It wouldn’t be so tragic if at least some of these precious media studies folk became halfway decent movie storytellers or photographers. I’ve had to sit and grin through ‘films’ by sixth-formers that were so dreary and rote-scripted but good causes promote them, because, well, telling budding artists their arts is crap is so negative, though it’s the only way to get better. Likewise there are only a few photographers for whom not getting the horizon level is art. For the rest of us it’s incompetence that can be rectified in post, if we give a damn 😉
@Snowman,
Good summary. I didn’t understand your point about ‘plus the £10pw not received in year 1’ since if you did not defer the pension you would not be getting an extra £10pw but maybe I’m missing something.
If you can afford to purchase 3a NI contributions or defer the State Pension, then you can equally well afford to invest the funds into an ISA or, if already using the full ISA allowance each year, taxable investments (funds, ETFs, ITs or whatever). Either way, the “naively calculated” break even points recede even further into the future once you allow for the likely capital growth of your investments. And, of course, should you switch to a very concerted de-accumulation phase you will enjoy the tax-exempt withdrawals from your ISA or the lightly-taxed withdrawals from your taxable investments.
The only counter-argument I can think of is that should we suffer rampant inflation at some point over the 30 or 40 years you might expect to live after commencing to draw the SP, the inflation protection offered via any means of enhancing the SP could be very valuable.

● **EXTRACTED INFORMATION**
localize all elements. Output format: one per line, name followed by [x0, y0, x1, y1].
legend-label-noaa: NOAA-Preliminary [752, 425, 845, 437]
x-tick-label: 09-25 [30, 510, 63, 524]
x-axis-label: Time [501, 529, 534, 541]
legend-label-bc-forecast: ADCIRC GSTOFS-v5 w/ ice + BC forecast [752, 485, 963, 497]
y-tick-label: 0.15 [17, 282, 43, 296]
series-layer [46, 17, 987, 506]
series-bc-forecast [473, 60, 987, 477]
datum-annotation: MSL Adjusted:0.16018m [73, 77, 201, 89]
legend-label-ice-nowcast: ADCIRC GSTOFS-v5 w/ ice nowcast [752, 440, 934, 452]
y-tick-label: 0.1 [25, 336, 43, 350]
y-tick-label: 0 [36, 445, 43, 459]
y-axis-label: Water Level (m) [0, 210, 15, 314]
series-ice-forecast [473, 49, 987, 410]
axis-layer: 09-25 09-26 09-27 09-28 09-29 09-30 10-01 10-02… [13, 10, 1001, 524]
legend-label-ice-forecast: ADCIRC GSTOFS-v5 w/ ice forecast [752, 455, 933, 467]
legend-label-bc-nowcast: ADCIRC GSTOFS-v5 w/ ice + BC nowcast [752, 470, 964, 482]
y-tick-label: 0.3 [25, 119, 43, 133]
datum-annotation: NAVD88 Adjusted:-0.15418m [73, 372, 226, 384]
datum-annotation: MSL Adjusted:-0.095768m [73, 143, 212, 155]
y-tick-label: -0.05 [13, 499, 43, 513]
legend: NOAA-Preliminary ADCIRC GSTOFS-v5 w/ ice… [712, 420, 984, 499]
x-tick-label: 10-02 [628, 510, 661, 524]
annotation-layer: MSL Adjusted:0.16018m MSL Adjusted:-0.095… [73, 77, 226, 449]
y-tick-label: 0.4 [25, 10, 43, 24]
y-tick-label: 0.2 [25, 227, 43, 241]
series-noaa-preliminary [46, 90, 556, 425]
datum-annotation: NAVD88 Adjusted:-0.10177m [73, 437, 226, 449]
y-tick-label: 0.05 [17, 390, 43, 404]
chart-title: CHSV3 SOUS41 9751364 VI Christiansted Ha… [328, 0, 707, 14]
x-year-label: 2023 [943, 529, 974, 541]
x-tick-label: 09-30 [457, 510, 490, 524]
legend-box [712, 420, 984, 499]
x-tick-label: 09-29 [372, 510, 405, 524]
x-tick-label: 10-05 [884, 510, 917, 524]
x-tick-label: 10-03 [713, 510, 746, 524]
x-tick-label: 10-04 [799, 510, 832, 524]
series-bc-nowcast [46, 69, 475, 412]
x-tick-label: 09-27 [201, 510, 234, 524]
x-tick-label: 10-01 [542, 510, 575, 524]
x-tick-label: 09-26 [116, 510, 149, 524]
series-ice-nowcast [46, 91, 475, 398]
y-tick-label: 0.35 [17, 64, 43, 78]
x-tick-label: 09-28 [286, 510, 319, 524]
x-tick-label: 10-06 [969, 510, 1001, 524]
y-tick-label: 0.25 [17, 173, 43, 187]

● **ACTIONS TO TAKE**
1. In the pension discussion, reproduce everything from "If you can afford" down to "your taxable investments.", swapping "ISA" for "SIPP".
2. Summarize the comment thread on film, photography and pensions in two sentences.
3. Extend the discussion of State Pension deferral and investing beyond its final sentence.

● **ANSWER LIST**
1.
If you can afford to purchase 3a NI contributions or defer the State Pension, then you can equally well afford to invest the funds into an SIPP or, if already using the full SIPP allowance each year, taxable investments (funds, ETFs, ITs or whatever). Either way, the “naively calculated” break even points recede even further into the future once you allow for the likely capital growth of your investments. And, of course, should you switch to a very concerted de-accumulation phase you will enjoy the tax-exempt withdrawals from your SIPP or the lightly-taxed withdrawals from your taxable investments.

2. One comment complains that few media studies students become even halfway decent filmmakers or photographers, partly because calling weak work bad is treated as too negative, even though honest criticism is the only way to improve. A reply to Snowman argues that anyone who can afford Class 3a NI contributions or State Pension deferral could instead invest that money in an ISA or taxable investments, which pushes the break-even points further out, with the inflation protection of a larger State Pension as the only counter-argument.

3.
However, optimal financial planning for retirement requires prior knowledge of:
– longevity and health
– future changes to the ‘triple lock’
– future taxation changes
– future investment returns
Hi Grumpy Old Man
If we do everything in real terms
OPTION 1
If say a male (say) reaching SPA at age 65 in November 2015 does not defer and takes their State Pension of £96.15pw and at the same time purchases £10pw of extra state pension then they will receive
£96.15pw from age 65 plus
£10pw from age 65
and they will pay £8,900 as a class 3a contribution
OPTION 2
If instead the 65 year old defers their State Pension for 1 year (and doesn’t do a class 3a purchase) they will receive
£96.15pw from age 66 plus
£10pw from age 66
This is the same as option 1 except that there are two missing bits of pension of
£96.15pw from age 65 to age 66 and
£10pw from age 65 to age 66
And there has been no need to make a class 3a contribution
So these missing payments are essentially the cost of achieving the same affect through deferring, and the payments total
52 x 106.15 (=96.15 + 10) = 5,520
i.e. under option 2 you’ve lost out on payments of £5,520 (gross) but you haven’t had to pay the £8,900 class 3a contribution
Does that make sense?
For anyone who, for better or for worse, is intent on choosing the annuity path, perhaps we should compare the Class 3A numbers with the annuity quotes that are currently on offer via moneyadviceservice.org.uk.
Taking a healthy male pensioner aged e.g. 73 who wants a no “bells and whistles” but inflation linked annuity, then £17,975 (the Class 3A amount needed for the maximum £25/week top-up) would buy an annual amount of £980 (£ current) from Just Retirement, with lower amounts from other providers. This compares with £25 x 52 = £1,300/annum via the Class 3A route, which also has a 50% surviving spouse benefit.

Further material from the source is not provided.